» WORK REQUIRED
Retype precisely the section of the data that starts at the line containing "Type out the text in this image." and runs to its final line, ends included.

» RECORD EXCERPTS
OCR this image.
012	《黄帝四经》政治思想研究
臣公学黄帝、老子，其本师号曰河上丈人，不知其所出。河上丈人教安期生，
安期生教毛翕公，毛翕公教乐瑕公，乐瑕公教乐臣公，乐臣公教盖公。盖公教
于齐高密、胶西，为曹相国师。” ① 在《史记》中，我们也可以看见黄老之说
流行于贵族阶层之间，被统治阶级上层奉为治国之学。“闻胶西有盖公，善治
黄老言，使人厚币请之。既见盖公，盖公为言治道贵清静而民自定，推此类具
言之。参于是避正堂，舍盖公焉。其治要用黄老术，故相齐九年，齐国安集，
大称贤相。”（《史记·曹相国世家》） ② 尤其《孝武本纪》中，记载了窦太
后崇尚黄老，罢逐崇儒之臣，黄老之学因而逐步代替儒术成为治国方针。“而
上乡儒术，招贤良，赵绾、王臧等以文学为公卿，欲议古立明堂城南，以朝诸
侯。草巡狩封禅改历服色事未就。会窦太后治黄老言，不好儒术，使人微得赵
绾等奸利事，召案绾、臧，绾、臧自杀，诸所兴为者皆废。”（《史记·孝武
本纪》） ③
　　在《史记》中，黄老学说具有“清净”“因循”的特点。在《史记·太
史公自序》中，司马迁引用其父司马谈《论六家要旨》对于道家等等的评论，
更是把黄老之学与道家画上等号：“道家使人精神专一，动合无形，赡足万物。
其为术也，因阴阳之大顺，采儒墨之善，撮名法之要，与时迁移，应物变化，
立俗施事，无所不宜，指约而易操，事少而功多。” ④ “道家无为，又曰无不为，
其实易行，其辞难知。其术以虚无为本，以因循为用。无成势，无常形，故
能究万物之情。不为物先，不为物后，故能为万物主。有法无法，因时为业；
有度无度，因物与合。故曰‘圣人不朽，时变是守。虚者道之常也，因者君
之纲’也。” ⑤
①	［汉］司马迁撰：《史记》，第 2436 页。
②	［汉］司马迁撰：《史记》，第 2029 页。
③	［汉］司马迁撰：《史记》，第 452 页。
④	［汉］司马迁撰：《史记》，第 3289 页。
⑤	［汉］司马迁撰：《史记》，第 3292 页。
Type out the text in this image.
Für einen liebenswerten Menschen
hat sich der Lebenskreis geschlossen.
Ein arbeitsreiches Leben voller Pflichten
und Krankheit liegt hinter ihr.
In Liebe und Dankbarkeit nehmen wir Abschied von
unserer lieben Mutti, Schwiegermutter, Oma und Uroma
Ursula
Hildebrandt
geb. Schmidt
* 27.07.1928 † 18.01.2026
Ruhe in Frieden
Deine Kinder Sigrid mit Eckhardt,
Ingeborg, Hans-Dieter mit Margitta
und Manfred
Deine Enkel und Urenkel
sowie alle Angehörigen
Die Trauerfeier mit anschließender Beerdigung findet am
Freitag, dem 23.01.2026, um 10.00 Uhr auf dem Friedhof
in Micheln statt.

» TASK ANSWER
Type out the text in this image.
Für einen liebenswerten Menschen
hat sich der Lebenskreis geschlossen.
Ein arbeitsreiches Leben voller Pflichten
und Krankheit liegt hinter ihr.
In Liebe und Dankbarkeit nehmen wir Abschied von
unserer lieben Mutti, Schwiegermutter, Oma und Uroma
Ursula
Hildebrandt
geb. Schmidt
* 27.07.1928 † 18.01.2026
Ruhe in Frieden
Deine Kinder Sigrid mit Eckhardt,
Ingeborg, Hans-Dieter mit Margitta
und Manfred
Deine Enkel und Urenkel
sowie alle Angehörigen
Die Trauerfeier mit anschließender Beerdigung findet am
Freitag, dem 23.01.2026, um 10.00 Uhr auf dem Friedhof
in Micheln statt.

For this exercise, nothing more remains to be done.